Produce an exact transcription of the listing below, omitting the pictures.

++++ MATERIAL PROVIDED ++++

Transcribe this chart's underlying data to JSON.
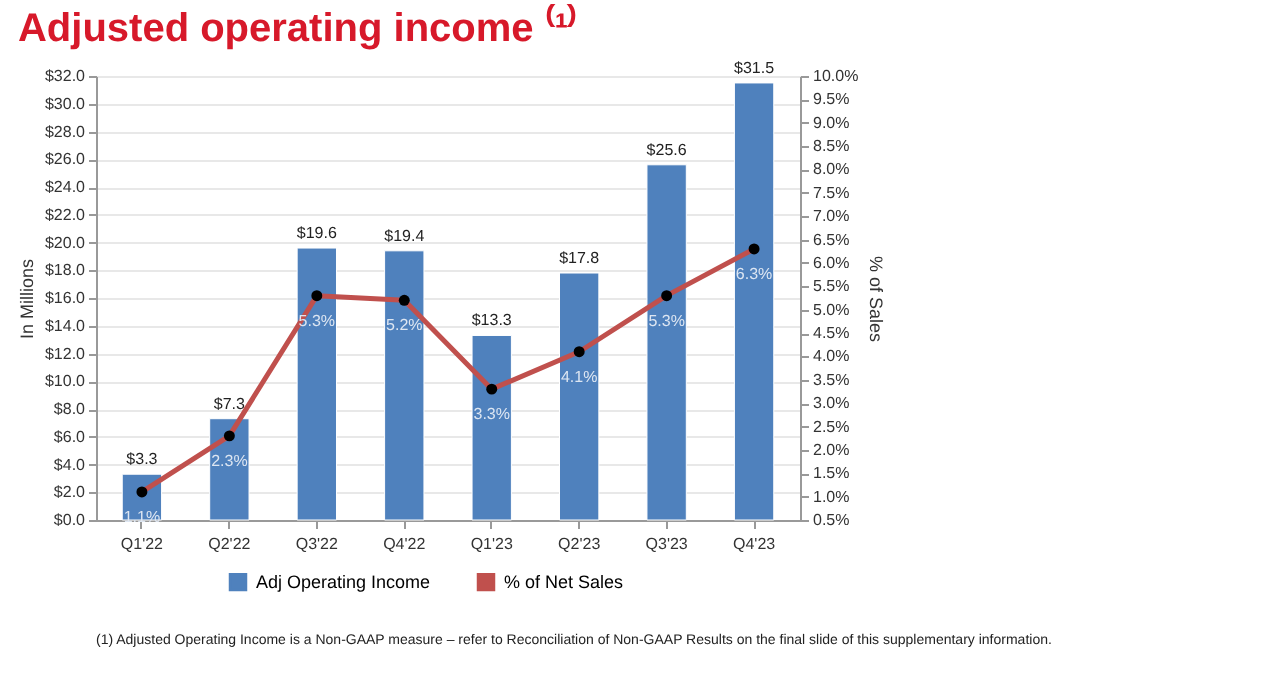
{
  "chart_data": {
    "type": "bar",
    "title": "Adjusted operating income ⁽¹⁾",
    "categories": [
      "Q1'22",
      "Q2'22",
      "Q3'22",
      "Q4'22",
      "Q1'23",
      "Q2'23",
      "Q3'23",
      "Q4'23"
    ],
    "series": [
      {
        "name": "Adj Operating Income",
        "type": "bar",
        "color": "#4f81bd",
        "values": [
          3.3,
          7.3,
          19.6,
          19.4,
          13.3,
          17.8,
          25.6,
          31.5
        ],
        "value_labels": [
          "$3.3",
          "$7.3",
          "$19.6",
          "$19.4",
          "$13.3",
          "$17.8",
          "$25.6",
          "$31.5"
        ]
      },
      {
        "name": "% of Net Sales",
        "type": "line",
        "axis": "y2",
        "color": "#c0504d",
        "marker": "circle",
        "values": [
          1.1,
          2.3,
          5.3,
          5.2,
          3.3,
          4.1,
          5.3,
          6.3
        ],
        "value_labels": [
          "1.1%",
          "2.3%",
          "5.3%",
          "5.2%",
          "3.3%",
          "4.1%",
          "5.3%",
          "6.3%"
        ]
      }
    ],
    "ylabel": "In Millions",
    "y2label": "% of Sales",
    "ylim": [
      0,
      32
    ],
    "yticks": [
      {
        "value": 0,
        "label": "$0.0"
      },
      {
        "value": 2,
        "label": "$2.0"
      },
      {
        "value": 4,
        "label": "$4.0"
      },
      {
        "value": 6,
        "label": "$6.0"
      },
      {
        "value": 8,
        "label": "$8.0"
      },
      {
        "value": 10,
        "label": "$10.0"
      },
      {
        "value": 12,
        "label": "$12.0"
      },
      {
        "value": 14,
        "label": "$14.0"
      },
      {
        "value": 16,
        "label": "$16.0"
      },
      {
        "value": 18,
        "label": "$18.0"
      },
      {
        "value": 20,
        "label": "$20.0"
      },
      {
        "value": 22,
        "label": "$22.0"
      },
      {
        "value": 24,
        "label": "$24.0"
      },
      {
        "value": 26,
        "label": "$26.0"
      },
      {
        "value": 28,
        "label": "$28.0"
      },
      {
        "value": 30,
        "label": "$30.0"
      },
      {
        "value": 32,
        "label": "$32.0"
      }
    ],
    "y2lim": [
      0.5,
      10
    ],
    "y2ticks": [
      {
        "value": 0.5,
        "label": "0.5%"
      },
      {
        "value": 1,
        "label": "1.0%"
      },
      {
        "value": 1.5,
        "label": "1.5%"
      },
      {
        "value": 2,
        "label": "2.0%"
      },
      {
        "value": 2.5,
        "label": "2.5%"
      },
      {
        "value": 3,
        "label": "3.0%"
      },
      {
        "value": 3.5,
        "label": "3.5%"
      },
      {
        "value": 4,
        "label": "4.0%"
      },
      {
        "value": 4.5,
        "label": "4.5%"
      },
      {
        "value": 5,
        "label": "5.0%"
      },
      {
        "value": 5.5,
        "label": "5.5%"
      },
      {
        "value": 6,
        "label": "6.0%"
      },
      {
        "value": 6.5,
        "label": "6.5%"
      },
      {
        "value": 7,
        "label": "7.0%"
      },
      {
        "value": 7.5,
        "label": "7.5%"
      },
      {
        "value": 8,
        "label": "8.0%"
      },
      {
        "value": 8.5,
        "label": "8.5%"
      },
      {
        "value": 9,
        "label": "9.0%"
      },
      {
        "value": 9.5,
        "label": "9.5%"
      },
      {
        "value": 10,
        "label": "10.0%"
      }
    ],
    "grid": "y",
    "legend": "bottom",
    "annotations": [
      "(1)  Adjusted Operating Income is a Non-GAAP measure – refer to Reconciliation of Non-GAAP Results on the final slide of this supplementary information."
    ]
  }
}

++++

## PROBLEM SOLUTION
Transcribe this chart's underlying data to JSON.
{
  "chart_data": {
    "type": "bar",
    "title": "Adjusted operating income ⁽¹⁾",
    "categories": [
      "Q1'22",
      "Q2'22",
      "Q3'22",
      "Q4'22",
      "Q1'23",
      "Q2'23",
      "Q3'23",
      "Q4'23"
    ],
    "series": [
      {
        "name": "Adj Operating Income",
        "type": "bar",
        "color": "#4f81bd",
        "values": [
          3.3,
          7.3,
          19.6,
          19.4,
          13.3,
          17.8,
          25.6,
          31.5
        ],
        "value_labels": [
          "$3.3",
          "$7.3",
          "$19.6",
          "$19.4",
          "$13.3",
          "$17.8",
          "$25.6",
          "$31.5"
        ]
      },
      {
        "name": "% of Net Sales",
        "type": "line",
        "axis": "y2",
        "color": "#c0504d",
        "marker": "circle",
        "values": [
          1.1,
          2.3,
          5.3,
          5.2,
          3.3,
          4.1,
          5.3,
          6.3
        ],
        "value_labels": [
          "1.1%",
          "2.3%",
          "5.3%",
          "5.2%",
          "3.3%",
          "4.1%",
          "5.3%",
          "6.3%"
        ]
      }
    ],
    "ylabel": "In Millions",
    "y2label": "% of Sales",
    "ylim": [
      0,
      32
    ],
    "yticks": [
      {
        "value": 0,
        "label": "$0.0"
      },
      {
        "value": 2,
        "label": "$2.0"
      },
      {
        "value": 4,
        "label": "$4.0"
      },
      {
        "value": 6,
        "label": "$6.0"
      },
      {
        "value": 8,
        "label": "$8.0"
      },
      {
        "value": 10,
        "label": "$10.0"
      },
      {
        "value": 12,
        "label": "$12.0"
      },
      {
        "value": 14,
        "label": "$14.0"
      },
      {
        "value": 16,
        "label": "$16.0"
      },
      {
        "value": 18,
        "label": "$18.0"
      },
      {
        "value": 20,
        "label": "$20.0"
      },
      {
        "value": 22,
        "label": "$22.0"
      },
      {
        "value": 24,
        "label": "$24.0"
      },
      {
        "value": 26,
        "label": "$26.0"
      },
      {
        "value": 28,
        "label": "$28.0"
      },
      {
        "value": 30,
        "label": "$30.0"
      },
      {
        "value": 32,
        "label": "$32.0"
      }
    ],
    "y2lim": [
      0.5,
      10
    ],
    "y2ticks": [
      {
        "value": 0.5,
        "label": "0.5%"
      },
      {
        "value": 1,
        "label": "1.0%"
      },
      {
        "value": 1.5,
        "label": "1.5%"
      },
      {
        "value": 2,
        "label": "2.0%"
      },
      {
        "value": 2.5,
        "label": "2.5%"
      },
      {
        "value": 3,
        "label": "3.0%"
      },
      {
        "value": 3.5,
        "label": "3.5%"
      },
      {
        "value": 4,
        "label": "4.0%"
      },
      {
        "value": 4.5,
        "label": "4.5%"
      },
      {
        "value": 5,
        "label": "5.0%"
      },
      {
        "value": 5.5,
        "label": "5.5%"
      },
      {
        "value": 6,
        "label": "6.0%"
      },
      {
        "value": 6.5,
        "label": "6.5%"
      },
      {
        "value": 7,
        "label": "7.0%"
      },
      {
        "value": 7.5,
        "label": "7.5%"
      },
      {
        "value": 8,
        "label": "8.0%"
      },
      {
        "value": 8.5,
        "label": "8.5%"
      },
      {
        "value": 9,
        "label": "9.0%"
      },
      {
        "value": 9.5,
        "label": "9.5%"
      },
      {
        "value": 10,
        "label": "10.0%"
      }
    ],
    "grid": "y",
    "legend": "bottom",
    "annotations": [
      "(1)  Adjusted Operating Income is a Non-GAAP measure – refer to Reconciliation of Non-GAAP Results on the final slide of this supplementary information."
    ]
  }
}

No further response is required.